Document excerpt
NH2-SiO2@Fe3O4, CPDB@Fe3O4, PMAA@Fe3O4, and PNIPAM-PMAA@Fe3O4 were analyzed via FTIR. As shown in Figure 4, NH2-SiO2@Fe3O4 can be identified through the signal presence of the Si-O bond at 1200 nm. CPDB@Fe3O4, PMAA@Fe3O4, and PNIPAM-PMAA@Fe3O4 can be identified through the presence of the carbonyl group (C=O) at 1760 nm (stretching) and the benzene derivative signal at around 680–700 nm, inferring the attachment of the RAFT agent. Besides, the pattern of PNIPAM-PMAA@Fe3O4 also contains a sharp signal at 1466 nm (bending), indicating the presence of CH2. Particles modified with monomers were characterized through thermogravimetric analysis (TGA). CPDB@Fe3O4 and PMAA@Fe3O4 had subtle significant differences in the TGA graphs. The weight loss of CPDB@Fe3O4 and PMAA@Fe3O4 was 92% and 91%, respectively. The 1% loss indicates the attachment of the MAA. The pattern of PNIPAM-PMAA@Fe3O4 was similar to the above-mentioned polymers, but an obvious steep reduction could be seen when heated up to 400–500 °C and a further loss to the mass to 89%. Through the slight variations, we could confirm that NIPAM was polymerized onto the particles. In Figure 4b, we also analyze the differential scanning calorimetry (DSC) of PNIPAM-PMAA@Fe3O4.

3.5. Naked-Eye Observation of MNP Physical Properties

The processing and preparation of the above-mentioned analysis were relatively complicated and time-consuming. To quickly ensure whether monomers were polymerized onto the particle surface, we introduced a simple method. Due to different physical properties on particles, we concluded their suspension conditions in different solvents (Table 2). First, CPDB@Fe3O4 was well suspended in H2O, but after a few minutes, precipitation occurred. This phenomenon can be attributed to the benzene functional group on the surface that makes it less hydrophilic. Secondly, PNIPAM-PMAA@Fe3O4 seemed difficult to separate by the magnetic field and tended to precipitate in DCM. Such phenomena indicated that N-isopropylacrylamide monomers polymerized on the particles, increasing solubility in DCM.

Task set
a: According to the passage on characterizing the modified magnetic particles, what weight loss did CPDB@Fe3O4 show in thermogravimetric analysis?
b: Extend the passage on characterizing the modified magnetic particles, picking up after its final sentence.

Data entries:
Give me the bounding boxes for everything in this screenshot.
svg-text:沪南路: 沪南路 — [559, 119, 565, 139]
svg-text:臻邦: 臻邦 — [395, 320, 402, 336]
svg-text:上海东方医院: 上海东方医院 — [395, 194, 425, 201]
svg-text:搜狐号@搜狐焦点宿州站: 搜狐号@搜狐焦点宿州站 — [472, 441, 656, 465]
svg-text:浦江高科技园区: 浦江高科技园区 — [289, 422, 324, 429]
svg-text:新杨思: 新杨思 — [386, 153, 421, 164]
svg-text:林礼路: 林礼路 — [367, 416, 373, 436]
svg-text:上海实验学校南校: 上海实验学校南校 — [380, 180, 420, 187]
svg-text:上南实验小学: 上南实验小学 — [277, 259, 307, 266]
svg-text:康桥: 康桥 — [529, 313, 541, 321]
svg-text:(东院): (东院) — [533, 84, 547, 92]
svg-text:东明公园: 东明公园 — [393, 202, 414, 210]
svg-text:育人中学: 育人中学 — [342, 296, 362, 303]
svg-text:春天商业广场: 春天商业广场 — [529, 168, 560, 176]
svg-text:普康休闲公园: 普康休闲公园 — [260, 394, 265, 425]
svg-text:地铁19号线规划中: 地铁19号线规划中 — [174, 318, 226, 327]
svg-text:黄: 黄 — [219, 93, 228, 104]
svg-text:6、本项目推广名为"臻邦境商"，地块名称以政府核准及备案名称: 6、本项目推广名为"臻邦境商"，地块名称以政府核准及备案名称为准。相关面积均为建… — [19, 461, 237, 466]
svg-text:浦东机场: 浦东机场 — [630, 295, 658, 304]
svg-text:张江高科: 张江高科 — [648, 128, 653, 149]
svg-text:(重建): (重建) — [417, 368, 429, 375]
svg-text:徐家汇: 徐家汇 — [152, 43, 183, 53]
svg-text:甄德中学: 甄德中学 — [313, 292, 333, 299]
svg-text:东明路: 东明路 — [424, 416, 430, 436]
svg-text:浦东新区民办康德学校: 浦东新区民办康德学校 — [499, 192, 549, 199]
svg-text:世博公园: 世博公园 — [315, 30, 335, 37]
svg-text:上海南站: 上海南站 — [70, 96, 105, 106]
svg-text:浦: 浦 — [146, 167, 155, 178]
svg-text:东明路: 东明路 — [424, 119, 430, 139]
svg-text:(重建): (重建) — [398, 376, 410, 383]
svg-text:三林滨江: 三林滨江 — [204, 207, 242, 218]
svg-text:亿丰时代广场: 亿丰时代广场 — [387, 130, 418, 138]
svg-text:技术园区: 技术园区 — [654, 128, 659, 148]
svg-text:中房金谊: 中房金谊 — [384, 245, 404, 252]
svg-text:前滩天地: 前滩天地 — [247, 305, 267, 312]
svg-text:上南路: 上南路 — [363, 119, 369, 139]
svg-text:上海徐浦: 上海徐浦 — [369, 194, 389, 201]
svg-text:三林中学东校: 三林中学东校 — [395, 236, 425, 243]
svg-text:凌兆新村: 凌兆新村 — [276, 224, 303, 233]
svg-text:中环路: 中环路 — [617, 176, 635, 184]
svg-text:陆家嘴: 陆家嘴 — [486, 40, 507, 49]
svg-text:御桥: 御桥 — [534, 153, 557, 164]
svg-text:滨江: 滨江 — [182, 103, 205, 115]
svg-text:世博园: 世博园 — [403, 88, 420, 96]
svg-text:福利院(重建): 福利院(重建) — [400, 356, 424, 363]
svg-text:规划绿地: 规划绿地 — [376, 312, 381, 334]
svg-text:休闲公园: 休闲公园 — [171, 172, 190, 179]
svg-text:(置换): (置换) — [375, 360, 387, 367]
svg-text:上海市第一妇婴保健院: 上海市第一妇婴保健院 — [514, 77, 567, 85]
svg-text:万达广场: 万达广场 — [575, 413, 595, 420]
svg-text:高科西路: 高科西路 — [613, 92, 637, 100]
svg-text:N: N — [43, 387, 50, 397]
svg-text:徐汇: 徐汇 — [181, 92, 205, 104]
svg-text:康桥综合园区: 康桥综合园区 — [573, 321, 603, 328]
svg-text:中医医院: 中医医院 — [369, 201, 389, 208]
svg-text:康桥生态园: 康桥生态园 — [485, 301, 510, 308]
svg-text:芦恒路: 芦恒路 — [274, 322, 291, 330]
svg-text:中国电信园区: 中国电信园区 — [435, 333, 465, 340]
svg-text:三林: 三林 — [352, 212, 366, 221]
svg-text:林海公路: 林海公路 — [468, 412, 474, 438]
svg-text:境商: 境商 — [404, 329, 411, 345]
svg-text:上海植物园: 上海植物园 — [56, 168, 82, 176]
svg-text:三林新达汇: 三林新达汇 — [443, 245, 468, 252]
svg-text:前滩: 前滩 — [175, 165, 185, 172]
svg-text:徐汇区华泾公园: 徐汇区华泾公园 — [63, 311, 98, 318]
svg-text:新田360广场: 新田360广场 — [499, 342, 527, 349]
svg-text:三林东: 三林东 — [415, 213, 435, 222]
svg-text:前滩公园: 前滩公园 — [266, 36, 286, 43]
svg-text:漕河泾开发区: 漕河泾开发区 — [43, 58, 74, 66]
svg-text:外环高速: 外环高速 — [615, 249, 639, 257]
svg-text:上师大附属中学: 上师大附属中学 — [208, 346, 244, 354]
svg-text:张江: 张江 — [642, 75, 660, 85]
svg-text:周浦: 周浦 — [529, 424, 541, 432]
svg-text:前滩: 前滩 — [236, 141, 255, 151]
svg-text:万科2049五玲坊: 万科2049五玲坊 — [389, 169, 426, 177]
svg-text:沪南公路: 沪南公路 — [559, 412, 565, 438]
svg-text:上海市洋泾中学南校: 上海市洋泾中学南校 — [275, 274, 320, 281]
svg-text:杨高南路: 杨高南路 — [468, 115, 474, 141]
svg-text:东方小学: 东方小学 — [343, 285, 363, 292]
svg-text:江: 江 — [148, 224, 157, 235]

Expected results
a: 92%

b:
3.6. Drug Loading Capacity Analysis

A standard curve was obtained by dissolving DOX in PBS at pH 8.5 and subjected to UV-Vis absorbance analysis (480 nm) after serial dilution. After incubation in PBS, pH 8.5, supernatant was collected to estimated drug loading content (DL content, %) and drug encapsulation efficiency (drug EE, %). Afterwards, DL content and drug EE were evaluated to be 12.1% and 43.6%, respectively. Furthermore, DOX-loaded nanoparticles (DOX-PNIPAM-PMAA@Fe3O4) were analyzed using a fluorescence spectrometer. We found that under 480-nm excitation, two obvious signals (at 560 and 590 nm) were observed and this was inferred to be the effect from doxorubicin (Figure 5a). We also investigated the UV-Vis absorption of DOX-PNIPAM-PMAA@Fe3O4 (Figure 5b). Through the graph, two subtle peaks were observed at roughly 400 and 500 nm. Unlike the representative signal of DOX in the UV-Vis absorption spectrum, it was hard to analyze the spectroscopic property of the DOX-loaded particle. We inferred that the phenomenon arose from the interference of the iron oxide core.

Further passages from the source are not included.